-- The exercise --
Copy all records verbatim.
** start of Stored data **
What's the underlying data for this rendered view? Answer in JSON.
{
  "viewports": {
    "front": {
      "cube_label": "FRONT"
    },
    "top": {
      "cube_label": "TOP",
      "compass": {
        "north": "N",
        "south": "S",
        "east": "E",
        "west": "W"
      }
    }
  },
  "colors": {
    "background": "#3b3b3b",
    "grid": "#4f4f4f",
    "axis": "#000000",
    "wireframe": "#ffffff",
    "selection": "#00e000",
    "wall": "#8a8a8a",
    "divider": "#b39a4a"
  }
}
** end of Stored data **
-- Solved problem --
What's the underlying data for this rendered view? Answer in JSON.
{
  "viewports": {
    "front": {
      "cube_label": "FRONT"
    },
    "top": {
      "cube_label": "TOP",
      "compass": {
        "north": "N",
        "south": "S",
        "east": "E",
        "west": "W"
      }
    }
  },
  "colors": {
    "background": "#3b3b3b",
    "grid": "#4f4f4f",
    "axis": "#000000",
    "wireframe": "#ffffff",
    "selection": "#00e000",
    "wall": "#8a8a8a",
    "divider": "#b39a4a"
  }
}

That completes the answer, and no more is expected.